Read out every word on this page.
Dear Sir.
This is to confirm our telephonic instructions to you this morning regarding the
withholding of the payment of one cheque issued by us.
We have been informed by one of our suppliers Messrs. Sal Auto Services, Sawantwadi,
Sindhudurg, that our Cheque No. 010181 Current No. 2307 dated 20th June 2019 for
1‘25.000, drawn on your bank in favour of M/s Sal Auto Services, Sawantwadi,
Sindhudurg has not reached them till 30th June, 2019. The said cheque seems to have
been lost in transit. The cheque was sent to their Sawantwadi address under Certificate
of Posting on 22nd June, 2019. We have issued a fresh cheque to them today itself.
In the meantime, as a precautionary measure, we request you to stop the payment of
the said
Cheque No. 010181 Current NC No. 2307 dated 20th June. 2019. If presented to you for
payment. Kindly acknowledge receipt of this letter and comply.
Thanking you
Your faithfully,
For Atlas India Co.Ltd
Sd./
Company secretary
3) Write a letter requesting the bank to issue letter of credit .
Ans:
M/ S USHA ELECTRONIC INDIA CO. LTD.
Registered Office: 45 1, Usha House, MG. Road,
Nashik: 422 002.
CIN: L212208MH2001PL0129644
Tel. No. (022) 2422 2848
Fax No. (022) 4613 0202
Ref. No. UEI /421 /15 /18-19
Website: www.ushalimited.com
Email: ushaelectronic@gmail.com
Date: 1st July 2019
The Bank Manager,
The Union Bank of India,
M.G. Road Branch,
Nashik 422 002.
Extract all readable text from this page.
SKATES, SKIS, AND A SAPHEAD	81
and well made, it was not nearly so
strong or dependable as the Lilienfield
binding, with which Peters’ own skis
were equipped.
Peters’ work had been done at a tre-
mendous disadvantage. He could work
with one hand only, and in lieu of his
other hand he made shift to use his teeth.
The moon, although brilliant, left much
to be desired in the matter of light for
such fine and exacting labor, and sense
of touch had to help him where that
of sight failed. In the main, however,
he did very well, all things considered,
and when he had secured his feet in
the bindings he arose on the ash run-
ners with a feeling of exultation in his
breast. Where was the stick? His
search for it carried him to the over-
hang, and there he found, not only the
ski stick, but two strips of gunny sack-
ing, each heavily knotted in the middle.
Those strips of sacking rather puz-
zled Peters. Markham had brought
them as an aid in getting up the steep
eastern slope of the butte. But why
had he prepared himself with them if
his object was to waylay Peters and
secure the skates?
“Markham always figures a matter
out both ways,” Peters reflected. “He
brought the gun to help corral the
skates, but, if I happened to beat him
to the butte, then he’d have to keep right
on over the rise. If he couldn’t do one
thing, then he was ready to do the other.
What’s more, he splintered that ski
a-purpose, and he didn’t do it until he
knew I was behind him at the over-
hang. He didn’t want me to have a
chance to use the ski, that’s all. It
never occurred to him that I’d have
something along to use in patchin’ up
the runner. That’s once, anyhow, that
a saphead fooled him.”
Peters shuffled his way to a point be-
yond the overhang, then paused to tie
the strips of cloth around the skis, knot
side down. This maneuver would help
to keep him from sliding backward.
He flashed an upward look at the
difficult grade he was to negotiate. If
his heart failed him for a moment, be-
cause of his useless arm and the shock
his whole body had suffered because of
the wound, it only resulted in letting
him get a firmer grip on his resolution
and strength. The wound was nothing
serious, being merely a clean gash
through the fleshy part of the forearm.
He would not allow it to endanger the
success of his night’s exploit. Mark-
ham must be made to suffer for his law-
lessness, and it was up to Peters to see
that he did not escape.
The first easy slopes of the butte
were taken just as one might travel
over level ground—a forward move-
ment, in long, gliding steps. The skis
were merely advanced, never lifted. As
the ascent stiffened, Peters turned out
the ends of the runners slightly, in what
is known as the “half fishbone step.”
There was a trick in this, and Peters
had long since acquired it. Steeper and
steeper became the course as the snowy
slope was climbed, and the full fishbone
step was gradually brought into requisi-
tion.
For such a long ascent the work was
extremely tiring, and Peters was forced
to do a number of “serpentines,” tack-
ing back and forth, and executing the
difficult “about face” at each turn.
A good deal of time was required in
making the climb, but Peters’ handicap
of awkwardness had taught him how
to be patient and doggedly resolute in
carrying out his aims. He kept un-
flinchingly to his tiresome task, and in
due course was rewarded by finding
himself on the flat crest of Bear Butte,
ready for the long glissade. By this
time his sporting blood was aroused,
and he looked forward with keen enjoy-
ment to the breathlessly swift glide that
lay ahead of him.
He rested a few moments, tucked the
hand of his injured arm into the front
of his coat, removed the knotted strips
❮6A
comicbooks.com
----
● **Instruction**: Please quote every record above exactly as it appears.

● **Finished exercise**:
Read out every word on this page.
Dear Sir.
This is to confirm our telephonic instructions to you this morning regarding the
withholding of the payment of one cheque issued by us.
We have been informed by one of our suppliers Messrs. Sal Auto Services, Sawantwadi,
Sindhudurg, that our Cheque No. 010181 Current No. 2307 dated 20th June 2019 for
1‘25.000, drawn on your bank in favour of M/s Sal Auto Services, Sawantwadi,
Sindhudurg has not reached them till 30th June, 2019. The said cheque seems to have
been lost in transit. The cheque was sent to their Sawantwadi address under Certificate
of Posting on 22nd June, 2019. We have issued a fresh cheque to them today itself.
In the meantime, as a precautionary measure, we request you to stop the payment of
the said
Cheque No. 010181 Current NC No. 2307 dated 20th June. 2019. If presented to you for
payment. Kindly acknowledge receipt of this letter and comply.
Thanking you
Your faithfully,
For Atlas India Co.Ltd
Sd./
Company secretary
3) Write a letter requesting the bank to issue letter of credit .
Ans:
M/ S USHA ELECTRONIC INDIA CO. LTD.
Registered Office: 45 1, Usha House, MG. Road,
Nashik: 422 002.
CIN: L212208MH2001PL0129644
Tel. No. (022) 2422 2848
Fax No. (022) 4613 0202
Ref. No. UEI /421 /15 /18-19
Website: www.ushalimited.com
Email: ushaelectronic@gmail.com
Date: 1st July 2019
The Bank Manager,
The Union Bank of India,
M.G. Road Branch,
Nashik 422 002.
Extract all readable text from this page.
SKATES, SKIS, AND A SAPHEAD	81
and well made, it was not nearly so
strong or dependable as the Lilienfield
binding, with which Peters’ own skis
were equipped.
Peters’ work had been done at a tre-
mendous disadvantage. He could work
with one hand only, and in lieu of his
other hand he made shift to use his teeth.
The moon, although brilliant, left much
to be desired in the matter of light for
such fine and exacting labor, and sense
of touch had to help him where that
of sight failed. In the main, however,
he did very well, all things considered,
and when he had secured his feet in
the bindings he arose on the ash run-
ners with a feeling of exultation in his
breast. Where was the stick? His
search for it carried him to the over-
hang, and there he found, not only the
ski stick, but two strips of gunny sack-
ing, each heavily knotted in the middle.
Those strips of sacking rather puz-
zled Peters. Markham had brought
them as an aid in getting up the steep
eastern slope of the butte. But why
had he prepared himself with them if
his object was to waylay Peters and
secure the skates?
“Markham always figures a matter
out both ways,” Peters reflected. “He
brought the gun to help corral the
skates, but, if I happened to beat him
to the butte, then he’d have to keep right
on over the rise. If he couldn’t do one
thing, then he was ready to do the other.
What’s more, he splintered that ski
a-purpose, and he didn’t do it until he
knew I was behind him at the over-
hang. He didn’t want me to have a
chance to use the ski, that’s all. It
never occurred to him that I’d have
something along to use in patchin’ up
the runner. That’s once, anyhow, that
a saphead fooled him.”
Peters shuffled his way to a point be-
yond the overhang, then paused to tie
the strips of cloth around the skis, knot
side down. This maneuver would help
to keep him from sliding backward.
He flashed an upward look at the
difficult grade he was to negotiate. If
his heart failed him for a moment, be-
cause of his useless arm and the shock
his whole body had suffered because of
the wound, it only resulted in letting
him get a firmer grip on his resolution
and strength. The wound was nothing
serious, being merely a clean gash
through the fleshy part of the forearm.
He would not allow it to endanger the
success of his night’s exploit. Mark-
ham must be made to suffer for his law-
lessness, and it was up to Peters to see
that he did not escape.
The first easy slopes of the butte
were taken just as one might travel
over level ground—a forward move-
ment, in long, gliding steps. The skis
were merely advanced, never lifted. As
the ascent stiffened, Peters turned out
the ends of the runners slightly, in what
is known as the “half fishbone step.”
There was a trick in this, and Peters
had long since acquired it. Steeper and
steeper became the course as the snowy
slope was climbed, and the full fishbone
step was gradually brought into requisi-
tion.
For such a long ascent the work was
extremely tiring, and Peters was forced
to do a number of “serpentines,” tack-
ing back and forth, and executing the
difficult “about face” at each turn.
A good deal of time was required in
making the climb, but Peters’ handicap
of awkwardness had taught him how
to be patient and doggedly resolute in
carrying out his aims. He kept un-
flinchingly to his tiresome task, and in
due course was rewarded by finding
himself on the flat crest of Bear Butte,
ready for the long glissade. By this
time his sporting blood was aroused,
and he looked forward with keen enjoy-
ment to the breathlessly swift glide that
lay ahead of him.
He rested a few moments, tucked the
hand of his injured arm into the front
of his coat, removed the knotted strips
❮6A
comicbooks.com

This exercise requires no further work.